Brief => In the entries below, find the lines with the word "means" and copy them.

Recorded data =>

"""

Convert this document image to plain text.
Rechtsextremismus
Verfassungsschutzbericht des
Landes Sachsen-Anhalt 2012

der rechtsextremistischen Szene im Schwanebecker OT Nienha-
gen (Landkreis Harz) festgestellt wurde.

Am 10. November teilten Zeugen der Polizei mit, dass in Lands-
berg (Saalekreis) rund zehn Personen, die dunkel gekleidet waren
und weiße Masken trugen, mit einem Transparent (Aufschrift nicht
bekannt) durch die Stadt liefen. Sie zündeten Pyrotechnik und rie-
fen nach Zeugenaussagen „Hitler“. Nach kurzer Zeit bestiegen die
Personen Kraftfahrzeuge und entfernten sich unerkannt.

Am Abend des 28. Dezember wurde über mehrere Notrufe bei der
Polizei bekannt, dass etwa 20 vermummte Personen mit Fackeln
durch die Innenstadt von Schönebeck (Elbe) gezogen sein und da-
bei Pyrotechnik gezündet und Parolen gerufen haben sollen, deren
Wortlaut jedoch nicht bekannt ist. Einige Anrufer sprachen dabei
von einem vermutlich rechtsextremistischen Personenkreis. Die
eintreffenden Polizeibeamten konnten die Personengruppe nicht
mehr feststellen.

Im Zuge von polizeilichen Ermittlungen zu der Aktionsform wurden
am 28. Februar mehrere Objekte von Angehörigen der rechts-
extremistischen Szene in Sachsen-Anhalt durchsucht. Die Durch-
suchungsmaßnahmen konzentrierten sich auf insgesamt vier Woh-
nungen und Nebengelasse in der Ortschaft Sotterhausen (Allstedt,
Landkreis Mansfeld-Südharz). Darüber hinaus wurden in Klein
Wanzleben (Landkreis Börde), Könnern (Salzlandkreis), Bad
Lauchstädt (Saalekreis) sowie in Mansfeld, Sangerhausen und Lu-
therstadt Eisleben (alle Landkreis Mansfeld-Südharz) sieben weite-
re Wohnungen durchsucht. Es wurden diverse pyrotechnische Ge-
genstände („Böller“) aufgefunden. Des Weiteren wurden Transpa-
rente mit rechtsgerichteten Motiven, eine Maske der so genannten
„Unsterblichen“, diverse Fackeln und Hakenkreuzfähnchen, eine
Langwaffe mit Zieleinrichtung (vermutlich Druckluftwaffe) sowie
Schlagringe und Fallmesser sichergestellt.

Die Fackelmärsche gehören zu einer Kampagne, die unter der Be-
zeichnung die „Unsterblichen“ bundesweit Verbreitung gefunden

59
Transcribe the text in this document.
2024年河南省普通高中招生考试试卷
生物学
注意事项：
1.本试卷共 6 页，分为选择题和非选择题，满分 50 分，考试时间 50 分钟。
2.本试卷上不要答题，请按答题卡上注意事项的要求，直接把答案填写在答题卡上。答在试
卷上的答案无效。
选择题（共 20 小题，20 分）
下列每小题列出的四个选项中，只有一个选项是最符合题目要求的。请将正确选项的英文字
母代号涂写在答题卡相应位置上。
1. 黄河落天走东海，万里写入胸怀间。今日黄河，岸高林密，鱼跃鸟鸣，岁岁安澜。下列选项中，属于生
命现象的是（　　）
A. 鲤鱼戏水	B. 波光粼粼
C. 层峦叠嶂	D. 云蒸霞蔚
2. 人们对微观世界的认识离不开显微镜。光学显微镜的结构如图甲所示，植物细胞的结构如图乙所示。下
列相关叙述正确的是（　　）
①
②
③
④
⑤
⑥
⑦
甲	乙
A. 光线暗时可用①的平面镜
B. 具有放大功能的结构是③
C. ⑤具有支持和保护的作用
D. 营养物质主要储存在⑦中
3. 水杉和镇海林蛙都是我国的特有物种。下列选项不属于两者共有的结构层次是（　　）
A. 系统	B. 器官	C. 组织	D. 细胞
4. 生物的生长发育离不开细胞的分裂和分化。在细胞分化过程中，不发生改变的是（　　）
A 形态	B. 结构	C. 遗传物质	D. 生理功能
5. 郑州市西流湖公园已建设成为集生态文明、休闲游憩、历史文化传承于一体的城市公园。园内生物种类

"""
"""

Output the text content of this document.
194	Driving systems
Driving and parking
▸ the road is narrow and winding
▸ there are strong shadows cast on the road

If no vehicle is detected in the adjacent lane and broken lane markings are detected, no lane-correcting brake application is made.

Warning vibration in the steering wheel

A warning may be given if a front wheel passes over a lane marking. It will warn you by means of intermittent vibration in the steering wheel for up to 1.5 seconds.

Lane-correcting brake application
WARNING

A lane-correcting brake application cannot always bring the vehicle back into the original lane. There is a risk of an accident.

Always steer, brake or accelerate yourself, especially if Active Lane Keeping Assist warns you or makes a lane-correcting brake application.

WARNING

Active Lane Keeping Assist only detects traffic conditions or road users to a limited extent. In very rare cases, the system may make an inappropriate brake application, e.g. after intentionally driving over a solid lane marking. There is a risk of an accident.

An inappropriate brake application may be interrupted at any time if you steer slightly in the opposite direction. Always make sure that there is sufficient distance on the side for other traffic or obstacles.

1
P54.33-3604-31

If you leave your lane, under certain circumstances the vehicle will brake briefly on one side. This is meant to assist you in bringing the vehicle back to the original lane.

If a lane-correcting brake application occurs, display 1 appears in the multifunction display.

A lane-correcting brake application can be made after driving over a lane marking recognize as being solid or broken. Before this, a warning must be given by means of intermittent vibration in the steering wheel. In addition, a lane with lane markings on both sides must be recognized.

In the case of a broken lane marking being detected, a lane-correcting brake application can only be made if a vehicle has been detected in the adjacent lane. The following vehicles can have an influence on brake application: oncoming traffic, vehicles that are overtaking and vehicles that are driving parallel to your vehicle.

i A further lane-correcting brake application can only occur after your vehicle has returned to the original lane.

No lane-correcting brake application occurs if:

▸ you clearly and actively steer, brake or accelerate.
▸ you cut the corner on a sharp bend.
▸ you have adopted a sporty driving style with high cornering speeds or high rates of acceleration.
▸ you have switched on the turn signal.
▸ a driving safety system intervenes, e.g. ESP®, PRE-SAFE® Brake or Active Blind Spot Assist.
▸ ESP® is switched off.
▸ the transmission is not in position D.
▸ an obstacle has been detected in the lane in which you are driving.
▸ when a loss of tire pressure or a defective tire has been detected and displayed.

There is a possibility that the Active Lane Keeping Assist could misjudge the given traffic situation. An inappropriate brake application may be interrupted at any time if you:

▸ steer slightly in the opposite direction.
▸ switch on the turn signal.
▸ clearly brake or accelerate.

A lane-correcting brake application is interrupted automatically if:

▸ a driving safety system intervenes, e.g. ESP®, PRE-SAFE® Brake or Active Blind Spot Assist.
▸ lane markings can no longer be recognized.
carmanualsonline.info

"""
"""

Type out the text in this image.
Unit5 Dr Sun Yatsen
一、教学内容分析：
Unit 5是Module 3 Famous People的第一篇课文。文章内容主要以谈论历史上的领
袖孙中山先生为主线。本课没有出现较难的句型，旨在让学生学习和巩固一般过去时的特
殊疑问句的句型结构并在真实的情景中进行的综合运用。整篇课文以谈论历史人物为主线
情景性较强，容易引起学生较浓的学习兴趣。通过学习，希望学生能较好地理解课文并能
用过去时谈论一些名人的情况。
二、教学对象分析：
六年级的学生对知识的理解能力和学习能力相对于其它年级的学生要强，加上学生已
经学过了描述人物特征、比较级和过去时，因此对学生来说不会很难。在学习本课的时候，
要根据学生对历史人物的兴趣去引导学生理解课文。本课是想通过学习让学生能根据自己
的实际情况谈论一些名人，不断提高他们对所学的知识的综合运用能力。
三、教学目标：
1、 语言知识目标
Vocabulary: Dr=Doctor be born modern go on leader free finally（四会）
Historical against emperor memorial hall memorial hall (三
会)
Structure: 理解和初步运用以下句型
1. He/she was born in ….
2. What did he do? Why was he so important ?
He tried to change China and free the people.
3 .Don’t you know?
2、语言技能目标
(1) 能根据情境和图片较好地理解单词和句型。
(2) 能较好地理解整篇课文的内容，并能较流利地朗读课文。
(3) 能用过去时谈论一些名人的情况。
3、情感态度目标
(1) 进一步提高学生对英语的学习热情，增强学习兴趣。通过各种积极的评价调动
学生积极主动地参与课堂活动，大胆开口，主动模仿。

"""

Answer below =>
A warning may be given if a front wheel passes over a lane marking. It will warn you by means of intermittent vibration in the steering wheel for up to 1.5 seconds.
A lane-correcting brake application can be made after driving over a lane marking recognize as being solid or broken. Before this, a warning must be given by means of intermittent vibration in the steering wheel. In addition, a lane with lane markings on both sides must be recognized.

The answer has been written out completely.